### Saved entries
[Start]

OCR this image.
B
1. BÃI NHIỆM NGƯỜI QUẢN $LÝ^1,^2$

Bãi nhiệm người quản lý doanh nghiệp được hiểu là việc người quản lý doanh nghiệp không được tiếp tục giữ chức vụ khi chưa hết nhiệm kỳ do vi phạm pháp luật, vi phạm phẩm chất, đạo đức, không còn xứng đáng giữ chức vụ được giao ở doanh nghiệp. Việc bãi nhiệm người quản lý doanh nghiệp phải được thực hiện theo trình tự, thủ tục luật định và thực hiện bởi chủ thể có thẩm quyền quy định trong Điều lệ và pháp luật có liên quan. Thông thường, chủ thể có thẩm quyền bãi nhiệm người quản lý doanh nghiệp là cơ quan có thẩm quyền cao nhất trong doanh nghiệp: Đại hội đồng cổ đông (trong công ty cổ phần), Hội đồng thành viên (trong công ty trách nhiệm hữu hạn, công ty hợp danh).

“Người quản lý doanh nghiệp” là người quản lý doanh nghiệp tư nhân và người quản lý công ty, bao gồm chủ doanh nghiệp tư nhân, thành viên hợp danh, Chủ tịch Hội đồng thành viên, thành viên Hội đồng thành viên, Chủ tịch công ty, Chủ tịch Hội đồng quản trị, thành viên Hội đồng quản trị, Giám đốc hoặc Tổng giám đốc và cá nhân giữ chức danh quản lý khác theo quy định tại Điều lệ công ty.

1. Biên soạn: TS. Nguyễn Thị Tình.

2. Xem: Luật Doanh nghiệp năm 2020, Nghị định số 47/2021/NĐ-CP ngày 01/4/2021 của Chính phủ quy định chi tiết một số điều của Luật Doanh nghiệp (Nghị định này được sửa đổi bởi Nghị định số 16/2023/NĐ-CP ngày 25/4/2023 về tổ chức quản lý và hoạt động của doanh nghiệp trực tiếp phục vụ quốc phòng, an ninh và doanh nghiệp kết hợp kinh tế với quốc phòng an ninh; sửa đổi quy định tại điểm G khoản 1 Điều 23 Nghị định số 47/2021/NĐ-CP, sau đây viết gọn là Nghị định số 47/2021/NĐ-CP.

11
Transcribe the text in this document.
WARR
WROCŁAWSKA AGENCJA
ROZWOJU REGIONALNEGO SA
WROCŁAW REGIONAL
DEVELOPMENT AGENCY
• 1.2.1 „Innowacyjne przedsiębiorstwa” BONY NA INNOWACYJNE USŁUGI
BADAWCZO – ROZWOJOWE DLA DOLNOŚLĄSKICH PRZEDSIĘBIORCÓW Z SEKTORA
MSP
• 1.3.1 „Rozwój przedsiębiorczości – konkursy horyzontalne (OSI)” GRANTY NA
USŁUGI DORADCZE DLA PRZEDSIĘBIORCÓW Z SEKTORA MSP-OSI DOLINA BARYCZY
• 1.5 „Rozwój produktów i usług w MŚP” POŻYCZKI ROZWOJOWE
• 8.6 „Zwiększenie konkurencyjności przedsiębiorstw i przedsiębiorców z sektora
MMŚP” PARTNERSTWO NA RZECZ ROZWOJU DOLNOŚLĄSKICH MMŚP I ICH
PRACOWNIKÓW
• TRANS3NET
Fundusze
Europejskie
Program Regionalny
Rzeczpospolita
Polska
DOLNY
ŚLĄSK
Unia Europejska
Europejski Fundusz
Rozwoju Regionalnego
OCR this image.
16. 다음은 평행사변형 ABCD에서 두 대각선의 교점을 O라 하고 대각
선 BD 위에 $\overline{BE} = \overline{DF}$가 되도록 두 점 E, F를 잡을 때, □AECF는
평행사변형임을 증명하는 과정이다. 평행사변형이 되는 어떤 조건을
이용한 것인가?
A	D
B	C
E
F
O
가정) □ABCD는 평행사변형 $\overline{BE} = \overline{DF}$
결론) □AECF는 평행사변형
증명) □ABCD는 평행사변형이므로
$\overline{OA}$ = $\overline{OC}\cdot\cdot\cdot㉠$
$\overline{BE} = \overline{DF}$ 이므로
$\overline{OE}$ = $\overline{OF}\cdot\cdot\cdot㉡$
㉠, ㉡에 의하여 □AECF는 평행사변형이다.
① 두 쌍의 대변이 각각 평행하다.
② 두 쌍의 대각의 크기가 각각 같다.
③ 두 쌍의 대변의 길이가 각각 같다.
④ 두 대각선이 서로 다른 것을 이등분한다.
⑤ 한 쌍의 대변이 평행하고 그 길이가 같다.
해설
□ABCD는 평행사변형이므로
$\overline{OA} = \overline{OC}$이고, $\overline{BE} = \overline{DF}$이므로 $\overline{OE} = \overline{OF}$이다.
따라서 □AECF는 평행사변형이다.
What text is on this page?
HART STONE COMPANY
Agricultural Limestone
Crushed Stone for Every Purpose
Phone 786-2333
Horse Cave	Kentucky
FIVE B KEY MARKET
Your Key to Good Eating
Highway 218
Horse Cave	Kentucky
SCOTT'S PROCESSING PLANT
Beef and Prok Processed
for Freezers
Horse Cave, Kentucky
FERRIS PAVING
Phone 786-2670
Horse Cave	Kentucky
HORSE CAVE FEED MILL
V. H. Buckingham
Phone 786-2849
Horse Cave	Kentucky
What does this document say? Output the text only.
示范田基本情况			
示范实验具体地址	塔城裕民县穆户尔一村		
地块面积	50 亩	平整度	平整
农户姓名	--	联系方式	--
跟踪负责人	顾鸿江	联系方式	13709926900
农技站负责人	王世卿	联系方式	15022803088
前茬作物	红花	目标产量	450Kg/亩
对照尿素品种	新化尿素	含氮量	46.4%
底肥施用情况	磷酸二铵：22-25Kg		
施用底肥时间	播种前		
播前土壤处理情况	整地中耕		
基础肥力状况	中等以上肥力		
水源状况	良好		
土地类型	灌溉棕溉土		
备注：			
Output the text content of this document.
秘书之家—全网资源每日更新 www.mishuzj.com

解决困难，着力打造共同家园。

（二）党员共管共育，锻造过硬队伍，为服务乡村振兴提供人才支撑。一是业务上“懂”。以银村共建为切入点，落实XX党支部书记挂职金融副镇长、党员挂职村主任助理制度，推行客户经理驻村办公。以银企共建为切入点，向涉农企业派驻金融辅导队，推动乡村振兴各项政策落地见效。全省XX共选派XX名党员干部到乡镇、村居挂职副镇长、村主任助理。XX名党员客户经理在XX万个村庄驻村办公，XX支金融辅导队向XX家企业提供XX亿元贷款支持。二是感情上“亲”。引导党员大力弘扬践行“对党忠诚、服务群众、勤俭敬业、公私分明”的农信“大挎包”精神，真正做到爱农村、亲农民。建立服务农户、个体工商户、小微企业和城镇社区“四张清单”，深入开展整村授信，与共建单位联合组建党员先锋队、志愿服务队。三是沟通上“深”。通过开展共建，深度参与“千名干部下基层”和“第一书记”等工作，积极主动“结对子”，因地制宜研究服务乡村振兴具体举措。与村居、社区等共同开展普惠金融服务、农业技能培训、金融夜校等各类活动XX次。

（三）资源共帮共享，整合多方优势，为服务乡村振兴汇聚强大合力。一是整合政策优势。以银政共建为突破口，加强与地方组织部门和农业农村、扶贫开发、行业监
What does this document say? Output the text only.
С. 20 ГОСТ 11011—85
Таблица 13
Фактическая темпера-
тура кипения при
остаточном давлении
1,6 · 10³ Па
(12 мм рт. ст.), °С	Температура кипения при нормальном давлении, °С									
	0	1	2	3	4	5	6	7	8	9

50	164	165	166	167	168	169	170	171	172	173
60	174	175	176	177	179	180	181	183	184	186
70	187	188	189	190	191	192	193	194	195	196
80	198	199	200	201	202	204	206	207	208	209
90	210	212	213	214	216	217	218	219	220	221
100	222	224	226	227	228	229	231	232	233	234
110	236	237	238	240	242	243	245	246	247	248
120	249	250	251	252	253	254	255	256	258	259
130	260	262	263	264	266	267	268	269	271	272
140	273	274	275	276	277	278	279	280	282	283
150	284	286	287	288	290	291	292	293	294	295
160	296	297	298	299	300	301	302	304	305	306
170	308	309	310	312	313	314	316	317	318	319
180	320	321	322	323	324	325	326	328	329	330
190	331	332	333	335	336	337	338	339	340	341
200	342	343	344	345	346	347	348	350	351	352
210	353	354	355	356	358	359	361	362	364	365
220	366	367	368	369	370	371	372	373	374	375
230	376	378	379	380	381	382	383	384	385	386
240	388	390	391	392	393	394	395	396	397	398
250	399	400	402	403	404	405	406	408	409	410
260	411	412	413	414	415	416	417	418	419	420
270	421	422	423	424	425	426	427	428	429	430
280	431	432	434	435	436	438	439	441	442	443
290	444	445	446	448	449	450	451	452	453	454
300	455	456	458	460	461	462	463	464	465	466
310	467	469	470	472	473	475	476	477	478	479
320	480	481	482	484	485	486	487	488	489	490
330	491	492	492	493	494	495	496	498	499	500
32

[End]

### Directions for this task
Only lines with the word "được" are wanted, so copy each one from the records.

### Solution to this task
Bãi nhiệm người quản lý doanh nghiệp được hiểu là việc người quản lý doanh nghiệp không được tiếp tục giữ chức vụ khi chưa hết nhiệm kỳ do vi phạm pháp luật, vi phạm phẩm chất, đạo đức, không còn xứng đáng giữ chức vụ được giao ở doanh nghiệp. Việc bãi nhiệm người quản lý doanh nghiệp phải được thực hiện theo trình tự, thủ tục luật định và thực hiện bởi chủ thể có thẩm quyền quy định trong Điều lệ và pháp luật có liên quan. Thông thường, chủ thể có thẩm quyền bãi nhiệm người quản lý doanh nghiệp là cơ quan có thẩm quyền cao nhất trong doanh nghiệp: Đại hội đồng cổ đông (trong công ty cổ phần), Hội đồng thành viên (trong công ty trách nhiệm hữu hạn, công ty hợp danh).
2. Xem: Luật Doanh nghiệp năm 2020, Nghị định số 47/2021/NĐ-CP ngày 01/4/2021 của Chính phủ quy định chi tiết một số điều của Luật Doanh nghiệp (Nghị định này được sửa đổi bởi Nghị định số 16/2023/NĐ-CP ngày 25/4/2023 về tổ chức quản lý và hoạt động của doanh nghiệp trực tiếp phục vụ quốc phòng, an ninh và doanh nghiệp kết hợp kinh tế với quốc phòng an ninh; sửa đổi quy định tại điểm G khoản 1 Điều 23 Nghị định số 47/2021/NĐ-CP, sau đây viết gọn là Nghị định số 47/2021/NĐ-CP.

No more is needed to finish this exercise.